• Excerpted passage

-- START --

I disagree. Community does involve psychology stuff — which, in my opinion, is why roughly 90 percent of new communities fail. Forming a community is deeply psychological. Emotional pain and hidden expectations exert a powerful pull on people, and community founders are no exception. Put a group of people in a community visioning session, and you have dozens of different needs and expectations, known and unknown, ricocheting invisibly around the room.

Massive +10. Psychology in community.

Chapter 7: Agreements and Policies

Your Community’s Agreements and Policies

Dealing with unacceptable behaviour (you have to think about it …)

That’s what happened to the Community Alternatives Society in Vancouver. While they had agreements about financial and labor requirements, and guidelines about how they’d use and maintain their common facilities, they had no policy about people’s behavior, since they all seemed to behave reasonably well. The normal conflicts were handled by their communication processes, and their differences of opinion were addressed in consensus meetings. But after living together in relative harmony for 11 years, they discovered that a member had done something so unacceptable it forced the issue. They realized they needed rules about behavior, and more importantly, an agreement about what to do if anyone breached them. The group came up with one of the wisest and most humane community behavioral policies I’ve seen, with not only a clear description of members’ rights and responsibilities, but also a graduated series of consequences when someone violated them.

-- END --

• Given problem 1
Restate word for word the part of the passage on forming communities from "I disagree. Community" up to and including "Psychology in community.".

• Records excerpted from a collection
-- START --

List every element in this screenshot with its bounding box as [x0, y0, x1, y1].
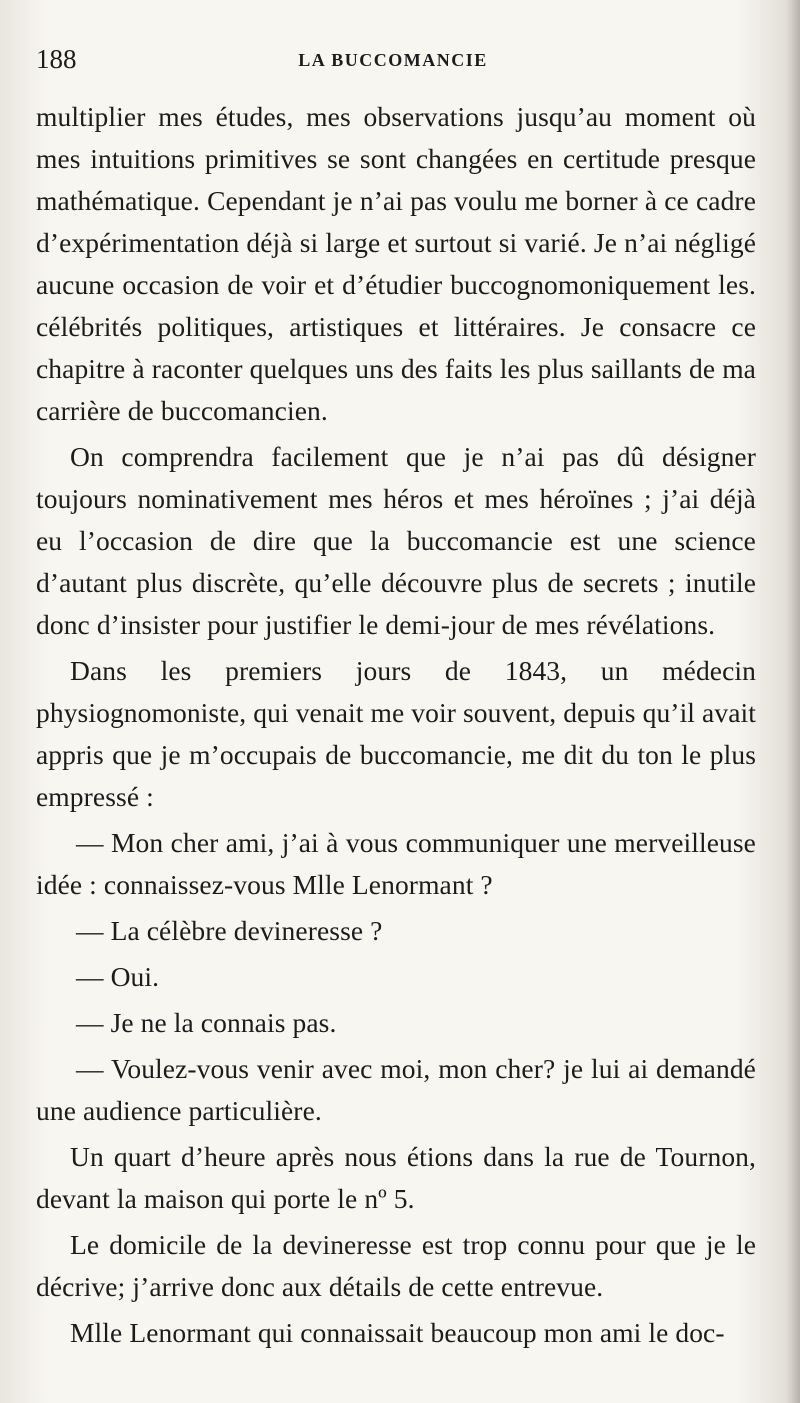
- dialogue-line-2: — La célèbre devineresse ?: [76, 915, 383, 946]
- page-edge-shadow: [786, 0, 800, 1403]
- dialogue-line-1: — Mon cher ami, j’ai à vous communiquer une merveilleuse idée : connaissez-vous Mlle Lenormant ?: [36, 827, 756, 900]
- paragraph-5: Le domicile de la devineresse est trop connu pour que je le décrive; j’arrive donc aux détails de cette entrevue.: [36, 1229, 756, 1302]
- dialogue-line-3: — Oui.: [76, 961, 160, 992]
- paragraph-1: multiplier mes études, mes observations jusqu’au moment où mes intuitions primitives se sont changées en certitude presque mathématique. Cependant je n’ai pas voulu me borner à ce cadre d’expérimentation déjà si large et surtout si varié. Je n’ai négligé aucune occasion de voir et d’étudier buccognomoniquement les. célébrités politiques, artistiques et littéraires. Je consacre ce chapitre à raconter quelques uns des faits les plus saillants de ma carrière de buccomancien.: [36, 101, 756, 426]
- dialogue-line-5: — Voulez-vous venir avec moi, mon cher? je lui ai demandé une audience particulière.: [36, 1053, 756, 1126]
- paragraph-2: On comprendra facilement que je n’ai pas dû désigner toujours nominativement mes héros et mes héroïnes ; j’ai déjà eu l’occasion de dire que la buccomancie est une science d’autant plus discrète, qu’elle découvre plus de secrets ; inutile donc d’insister pour justifier le demi-jour de mes révélations.: [36, 441, 756, 640]
- dialogue-line-4: — Je ne la connais pas.: [76, 1007, 337, 1038]
- running-title: LA BUCCOMANCIE: [298, 50, 488, 70]
- paragraph-6: Mlle Lenormant qui connaissait beaucoup mon ami le doc-: [70, 1317, 725, 1348]
- paragraph-3: Dans les premiers jours de 1843, un médecin physiognomoniste, qui venait me voir souvent, depuis qu’il avait appris que je m’occupais de buccomancie, me dit du ton le plus empressé :: [36, 655, 756, 812]
- paragraph-4: Un quart d’heure après nous étions dans la rue de Tournon, devant la maison qui porte le nº 5.: [36, 1141, 756, 1214]
- page-header: [36, 40, 750, 80]
- page-body: [36, 96, 756, 1354]
- page-number: 188: [36, 44, 77, 74]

-- END --

• Given problem 2
Update the listing from the line with "- dialogue-line-2: —" up to and including the line with "- dialogue-line-3: —" by replacing "page-edge-shadow" with "page-margin-shadow", leaving all else unchanged, and give only those lines.

• Correct output 1
I disagree. Community does involve psychology stuff — which, in my opinion, is why roughly 90 percent of new communities fail. Forming a community is deeply psychological. Emotional pain and hidden expectations exert a powerful pull on people, and community founders are no exception. Put a group of people in a community visioning session, and you have dozens of different needs and expectations, known and unknown, ricocheting invisibly around the room.

Massive +10. Psychology in community.

• Correct output 2
- dialogue-line-2: — La célèbre devineresse ?: [76, 915, 383, 946]
- page-margin-shadow: [786, 0, 800, 1403]
- dialogue-line-1: — Mon cher ami, j’ai à vous communiquer une merveilleuse idée : connaissez-vous Mlle Lenormant ?: [36, 827, 756, 900]
- paragraph-5: Le domicile de la devineresse est trop connu pour que je le décrive; j’arrive donc aux détails de cette entrevue.: [36, 1229, 756, 1302]
- dialogue-line-3: — Oui.: [76, 961, 160, 992]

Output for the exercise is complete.